BRIEF - Reproduce the records below exactly as they appear, omitting any pictures they contain.

INPUT MATERIAL -
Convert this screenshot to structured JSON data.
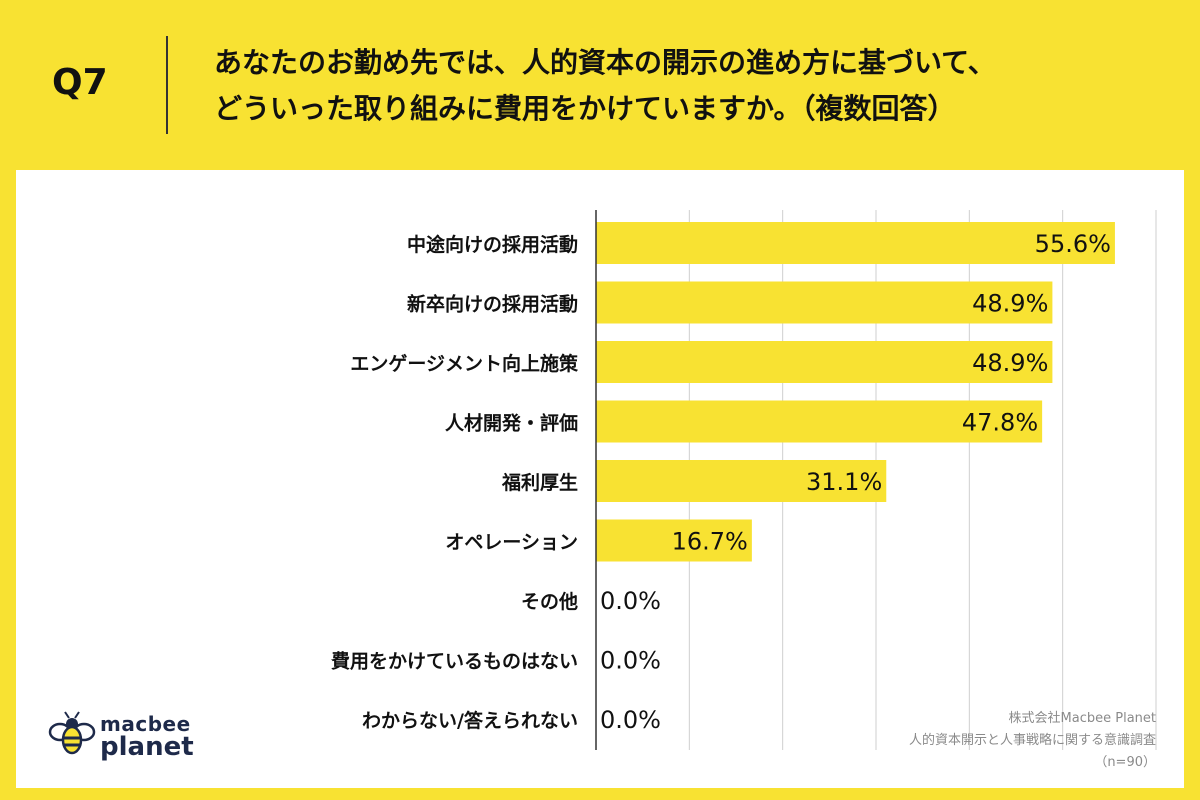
{
  "question": {
    "label": "Q7",
    "line1": "あなたのお勤め先では、人的資本の開示の進め方に基づいて、",
    "line2": "どういった取り組みに費用をかけていますか。（複数回答）"
  },
  "chart_data": {
    "type": "bar",
    "orientation": "horizontal",
    "categories": [
      "中途向けの採用活動",
      "新卒向けの採用活動",
      "エンゲージメント向上施策",
      "人材開発・評価",
      "福利厚生",
      "オペレーション",
      "その他",
      "費用をかけているものはない",
      "わからない/答えられない"
    ],
    "values": [
      55.6,
      48.9,
      48.9,
      47.8,
      31.1,
      16.7,
      0.0,
      0.0,
      0.0
    ],
    "value_labels": [
      "55.6%",
      "48.9%",
      "48.9%",
      "47.8%",
      "31.1%",
      "16.7%",
      "0.0%",
      "0.0%",
      "0.0%"
    ],
    "xlim": [
      0,
      60
    ],
    "grid": true,
    "bar_color": "#f8e232"
  },
  "logo": {
    "top": "macbee",
    "bottom": "planet"
  },
  "source": {
    "company": "株式会社Macbee Planet",
    "survey": "人的資本開示と人事戦略に関する意識調査",
    "sample": "（n=90）"
  }
}
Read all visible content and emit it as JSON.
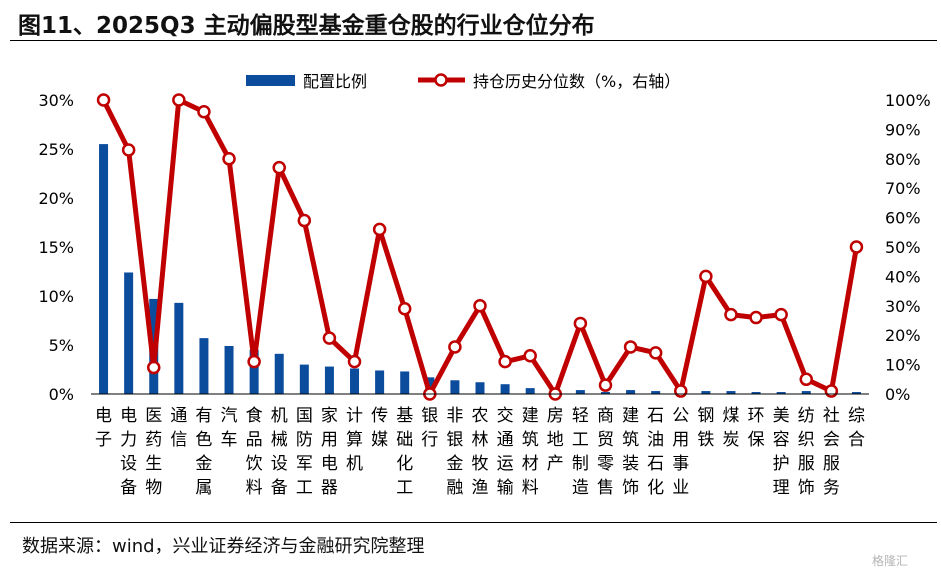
{
  "title": "图11、2025Q3 主动偏股型基金重仓股的行业仓位分布",
  "source": "数据来源：wind，兴业证券经济与金融研究院整理",
  "watermark": "格隆汇",
  "colors": {
    "bar": "#0c4c9c",
    "line": "#c00000",
    "marker_fill": "#ffffff"
  },
  "chart_data": {
    "type": "bar+line",
    "title": "图11、2025Q3 主动偏股型基金重仓股的行业仓位分布",
    "categories": [
      "电子",
      "电力设备",
      "医药生物",
      "通信",
      "有色金属",
      "汽车",
      "食品饮料",
      "机械设备",
      "国防军工",
      "家用电器",
      "计算机",
      "传媒",
      "基础化工",
      "银行",
      "非银金融",
      "农林牧渔",
      "交通运输",
      "建筑材料",
      "房地产",
      "轻工制造",
      "商贸零售",
      "建筑装饰",
      "石油石化",
      "公用事业",
      "钢铁",
      "煤炭",
      "环保",
      "美容护理",
      "纺织服饰",
      "社会服务",
      "综合"
    ],
    "series": [
      {
        "name": "配置比例",
        "type": "bar",
        "axis": "left",
        "values": [
          25.5,
          12.4,
          9.7,
          9.3,
          5.7,
          4.9,
          4.5,
          4.1,
          3.0,
          2.8,
          2.6,
          2.4,
          2.3,
          1.7,
          1.4,
          1.2,
          1.0,
          0.6,
          0.1,
          0.4,
          0.2,
          0.4,
          0.3,
          0.15,
          0.3,
          0.3,
          0.2,
          0.2,
          0.3,
          0.1,
          0.2
        ]
      },
      {
        "name": "持仓历史分位数（%，右轴）",
        "type": "line",
        "axis": "right",
        "values": [
          100,
          83,
          9,
          100,
          96,
          80,
          11,
          77,
          59,
          19,
          11,
          56,
          29,
          0,
          16,
          30,
          11,
          13,
          0,
          24,
          3,
          16,
          14,
          1,
          40,
          27,
          26,
          27,
          5,
          1,
          50
        ]
      }
    ],
    "y_left": {
      "min": 0,
      "max": 30,
      "step": 5,
      "ticks": [
        "0%",
        "5%",
        "10%",
        "15%",
        "20%",
        "25%",
        "30%"
      ]
    },
    "y_right": {
      "min": 0,
      "max": 100,
      "step": 10,
      "ticks": [
        "0%",
        "10%",
        "20%",
        "30%",
        "40%",
        "50%",
        "60%",
        "70%",
        "80%",
        "90%",
        "100%"
      ]
    },
    "legend_position": "top-center"
  }
}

CORRECT RESPONSE -
Convert this screenshot to structured JSON data.
{
  "question": {
    "label": "Q7",
    "line1": "あなたのお勤め先では、人的資本の開示の進め方に基づいて、",
    "line2": "どういった取り組みに費用をかけていますか。（複数回答）"
  },
  "chart_data": {
    "type": "bar",
    "orientation": "horizontal",
    "categories": [
      "中途向けの採用活動",
      "新卒向けの採用活動",
      "エンゲージメント向上施策",
      "人材開発・評価",
      "福利厚生",
      "オペレーション",
      "その他",
      "費用をかけているものはない",
      "わからない/答えられない"
    ],
    "values": [
      55.6,
      48.9,
      48.9,
      47.8,
      31.1,
      16.7,
      0.0,
      0.0,
      0.0
    ],
    "value_labels": [
      "55.6%",
      "48.9%",
      "48.9%",
      "47.8%",
      "31.1%",
      "16.7%",
      "0.0%",
      "0.0%",
      "0.0%"
    ],
    "xlim": [
      0,
      60
    ],
    "grid": true,
    "bar_color": "#f8e232"
  },
  "logo": {
    "top": "macbee",
    "bottom": "planet"
  },
  "source": {
    "company": "株式会社Macbee Planet",
    "survey": "人的資本開示と人事戦略に関する意識調査",
    "sample": "（n=90）"
  }
}
Read all visible content and emit it as JSON.
{
  "title": "图11、2025Q3 主动偏股型基金重仓股的行业仓位分布",
  "source": "数据来源：wind，兴业证券经济与金融研究院整理",
  "watermark": "格隆汇",
  "colors": {
    "bar": "#0c4c9c",
    "line": "#c00000",
    "marker_fill": "#ffffff"
  },
  "chart_data": {
    "type": "bar+line",
    "title": "图11、2025Q3 主动偏股型基金重仓股的行业仓位分布",
    "categories": [
      "电子",
      "电力设备",
      "医药生物",
      "通信",
      "有色金属",
      "汽车",
      "食品饮料",
      "机械设备",
      "国防军工",
      "家用电器",
      "计算机",
      "传媒",
      "基础化工",
      "银行",
      "非银金融",
      "农林牧渔",
      "交通运输",
      "建筑材料",
      "房地产",
      "轻工制造",
      "商贸零售",
      "建筑装饰",
      "石油石化",
      "公用事业",
      "钢铁",
      "煤炭",
      "环保",
      "美容护理",
      "纺织服饰",
      "社会服务",
      "综合"
    ],
    "series": [
      {
        "name": "配置比例",
        "type": "bar",
        "axis": "left",
        "values": [
          25.5,
          12.4,
          9.7,
          9.3,
          5.7,
          4.9,
          4.5,
          4.1,
          3.0,
          2.8,
          2.6,
          2.4,
          2.3,
          1.7,
          1.4,
          1.2,
          1.0,
          0.6,
          0.1,
          0.4,
          0.2,
          0.4,
          0.3,
          0.15,
          0.3,
          0.3,
          0.2,
          0.2,
          0.3,
          0.1,
          0.2
        ]
      },
      {
        "name": "持仓历史分位数（%，右轴）",
        "type": "line",
        "axis": "right",
        "values": [
          100,
          83,
          9,
          100,
          96,
          80,
          11,
          77,
          59,
          19,
          11,
          56,
          29,
          0,
          16,
          30,
          11,
          13,
          0,
          24,
          3,
          16,
          14,
          1,
          40,
          27,
          26,
          27,
          5,
          1,
          50
        ]
      }
    ],
    "y_left": {
      "min": 0,
      "max": 30,
      "step": 5,
      "ticks": [
        "0%",
        "5%",
        "10%",
        "15%",
        "20%",
        "25%",
        "30%"
      ]
    },
    "y_right": {
      "min": 0,
      "max": 100,
      "step": 10,
      "ticks": [
        "0%",
        "10%",
        "20%",
        "30%",
        "40%",
        "50%",
        "60%",
        "70%",
        "80%",
        "90%",
        "100%"
      ]
    },
    "legend_position": "top-center"
  }
}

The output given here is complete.